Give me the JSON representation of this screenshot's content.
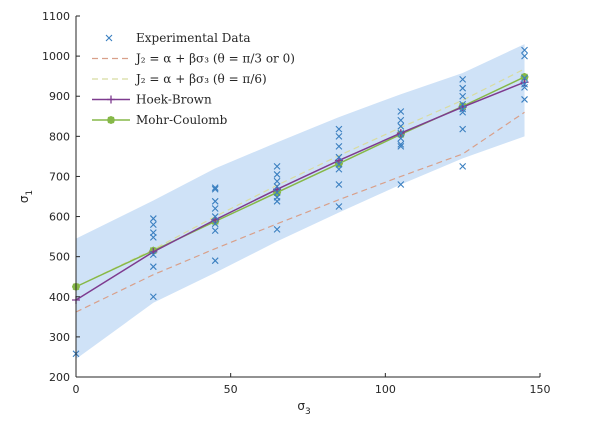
{
  "chart_data": {
    "type": "scatter",
    "title": "",
    "xlabel": "σ",
    "xlabel_sub": "3",
    "ylabel": "σ",
    "ylabel_sub": "1",
    "xlim": [
      0,
      150
    ],
    "ylim": [
      200,
      1100
    ],
    "xticks": [
      0,
      50,
      100,
      150
    ],
    "yticks": [
      200,
      300,
      400,
      500,
      600,
      700,
      800,
      900,
      1000,
      1100
    ],
    "grid": false,
    "legend_position": "top-left",
    "colors": {
      "experimental": "#3a7fc0",
      "j2_pi3": "#d9a08a",
      "j2_pi6": "#d8dca0",
      "hoek_brown": "#7e3b8f",
      "mohr_coulomb": "#86b848",
      "band": "#cfe2f7",
      "axis": "#262626"
    },
    "series": [
      {
        "name": "Experimental Data",
        "legend_label": "Experimental Data",
        "style": "markers-x",
        "points": [
          [
            0,
            258
          ],
          [
            25,
            595
          ],
          [
            25,
            580
          ],
          [
            25,
            560
          ],
          [
            25,
            548
          ],
          [
            25,
            505
          ],
          [
            25,
            475
          ],
          [
            25,
            400
          ],
          [
            45,
            672
          ],
          [
            45,
            668
          ],
          [
            45,
            638
          ],
          [
            45,
            620
          ],
          [
            45,
            600
          ],
          [
            45,
            582
          ],
          [
            45,
            565
          ],
          [
            45,
            490
          ],
          [
            65,
            725
          ],
          [
            65,
            705
          ],
          [
            65,
            688
          ],
          [
            65,
            675
          ],
          [
            65,
            660
          ],
          [
            65,
            648
          ],
          [
            65,
            638
          ],
          [
            65,
            568
          ],
          [
            85,
            818
          ],
          [
            85,
            800
          ],
          [
            85,
            775
          ],
          [
            85,
            748
          ],
          [
            85,
            730
          ],
          [
            85,
            718
          ],
          [
            85,
            680
          ],
          [
            85,
            625
          ],
          [
            105,
            862
          ],
          [
            105,
            840
          ],
          [
            105,
            825
          ],
          [
            105,
            808
          ],
          [
            105,
            795
          ],
          [
            105,
            780
          ],
          [
            105,
            775
          ],
          [
            105,
            680
          ],
          [
            125,
            942
          ],
          [
            125,
            920
          ],
          [
            125,
            900
          ],
          [
            125,
            880
          ],
          [
            125,
            868
          ],
          [
            125,
            860
          ],
          [
            125,
            818
          ],
          [
            125,
            725
          ],
          [
            145,
            1015
          ],
          [
            145,
            1000
          ],
          [
            145,
            945
          ],
          [
            145,
            930
          ],
          [
            145,
            922
          ],
          [
            145,
            892
          ]
        ]
      },
      {
        "name": "J2 pi/3",
        "legend_label": "J₂ = α + βσ₃ (θ = π/3 or 0)",
        "style": "dashed",
        "x": [
          0,
          25,
          45,
          65,
          85,
          105,
          125,
          145
        ],
        "y": [
          362,
          455,
          520,
          582,
          642,
          700,
          756,
          860
        ]
      },
      {
        "name": "J2 pi/6",
        "legend_label": "J₂ = α + βσ₃ (θ = π/6)",
        "style": "dashed",
        "x": [
          0,
          25,
          45,
          65,
          85,
          105,
          125,
          145
        ],
        "y": [
          425,
          518,
          600,
          678,
          752,
          822,
          890,
          968
        ]
      },
      {
        "name": "Hoek-Brown",
        "legend_label": "Hoek-Brown",
        "style": "line-plus",
        "x": [
          0,
          25,
          45,
          65,
          85,
          105,
          125,
          145
        ],
        "y": [
          392,
          512,
          592,
          668,
          740,
          808,
          873,
          935
        ]
      },
      {
        "name": "Mohr-Coulomb",
        "legend_label": "Mohr-Coulomb",
        "style": "line-asterisk",
        "x": [
          0,
          25,
          45,
          65,
          85,
          105,
          125,
          145
        ],
        "y": [
          425,
          515,
          588,
          660,
          732,
          805,
          875,
          948
        ]
      },
      {
        "name": "Confidence band",
        "style": "band",
        "x": [
          0,
          25,
          45,
          65,
          85,
          105,
          125,
          145
        ],
        "upper": [
          545,
          640,
          720,
          785,
          848,
          905,
          958,
          1030
        ],
        "lower": [
          245,
          385,
          460,
          538,
          610,
          680,
          745,
          800
        ]
      }
    ]
  }
}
=====
### Aim of the exercise
Set down every entry word for word, but omit the pictures.

### Worked answer
Give me the JSON representation of this screenshot's content.
{
  "chart_data": {
    "type": "scatter",
    "title": "",
    "xlabel": "σ",
    "xlabel_sub": "3",
    "ylabel": "σ",
    "ylabel_sub": "1",
    "xlim": [
      0,
      150
    ],
    "ylim": [
      200,
      1100
    ],
    "xticks": [
      0,
      50,
      100,
      150
    ],
    "yticks": [
      200,
      300,
      400,
      500,
      600,
      700,
      800,
      900,
      1000,
      1100
    ],
    "grid": false,
    "legend_position": "top-left",
    "colors": {
      "experimental": "#3a7fc0",
      "j2_pi3": "#d9a08a",
      "j2_pi6": "#d8dca0",
      "hoek_brown": "#7e3b8f",
      "mohr_coulomb": "#86b848",
      "band": "#cfe2f7",
      "axis": "#262626"
    },
    "series": [
      {
        "name": "Experimental Data",
        "legend_label": "Experimental Data",
        "style": "markers-x",
        "points": [
          [
            0,
            258
          ],
          [
            25,
            595
          ],
          [
            25,
            580
          ],
          [
            25,
            560
          ],
          [
            25,
            548
          ],
          [
            25,
            505
          ],
          [
            25,
            475
          ],
          [
            25,
            400
          ],
          [
            45,
            672
          ],
          [
            45,
            668
          ],
          [
            45,
            638
          ],
          [
            45,
            620
          ],
          [
            45,
            600
          ],
          [
            45,
            582
          ],
          [
            45,
            565
          ],
          [
            45,
            490
          ],
          [
            65,
            725
          ],
          [
            65,
            705
          ],
          [
            65,
            688
          ],
          [
            65,
            675
          ],
          [
            65,
            660
          ],
          [
            65,
            648
          ],
          [
            65,
            638
          ],
          [
            65,
            568
          ],
          [
            85,
            818
          ],
          [
            85,
            800
          ],
          [
            85,
            775
          ],
          [
            85,
            748
          ],
          [
            85,
            730
          ],
          [
            85,
            718
          ],
          [
            85,
            680
          ],
          [
            85,
            625
          ],
          [
            105,
            862
          ],
          [
            105,
            840
          ],
          [
            105,
            825
          ],
          [
            105,
            808
          ],
          [
            105,
            795
          ],
          [
            105,
            780
          ],
          [
            105,
            775
          ],
          [
            105,
            680
          ],
          [
            125,
            942
          ],
          [
            125,
            920
          ],
          [
            125,
            900
          ],
          [
            125,
            880
          ],
          [
            125,
            868
          ],
          [
            125,
            860
          ],
          [
            125,
            818
          ],
          [
            125,
            725
          ],
          [
            145,
            1015
          ],
          [
            145,
            1000
          ],
          [
            145,
            945
          ],
          [
            145,
            930
          ],
          [
            145,
            922
          ],
          [
            145,
            892
          ]
        ]
      },
      {
        "name": "J2 pi/3",
        "legend_label": "J₂ = α + βσ₃ (θ = π/3 or 0)",
        "style": "dashed",
        "x": [
          0,
          25,
          45,
          65,
          85,
          105,
          125,
          145
        ],
        "y": [
          362,
          455,
          520,
          582,
          642,
          700,
          756,
          860
        ]
      },
      {
        "name": "J2 pi/6",
        "legend_label": "J₂ = α + βσ₃ (θ = π/6)",
        "style": "dashed",
        "x": [
          0,
          25,
          45,
          65,
          85,
          105,
          125,
          145
        ],
        "y": [
          425,
          518,
          600,
          678,
          752,
          822,
          890,
          968
        ]
      },
      {
        "name": "Hoek-Brown",
        "legend_label": "Hoek-Brown",
        "style": "line-plus",
        "x": [
          0,
          25,
          45,
          65,
          85,
          105,
          125,
          145
        ],
        "y": [
          392,
          512,
          592,
          668,
          740,
          808,
          873,
          935
        ]
      },
      {
        "name": "Mohr-Coulomb",
        "legend_label": "Mohr-Coulomb",
        "style": "line-asterisk",
        "x": [
          0,
          25,
          45,
          65,
          85,
          105,
          125,
          145
        ],
        "y": [
          425,
          515,
          588,
          660,
          732,
          805,
          875,
          948
        ]
      },
      {
        "name": "Confidence band",
        "style": "band",
        "x": [
          0,
          25,
          45,
          65,
          85,
          105,
          125,
          145
        ],
        "upper": [
          545,
          640,
          720,
          785,
          848,
          905,
          958,
          1030
        ],
        "lower": [
          245,
          385,
          460,
          538,
          610,
          680,
          745,
          800
        ]
      }
    ]
  }
}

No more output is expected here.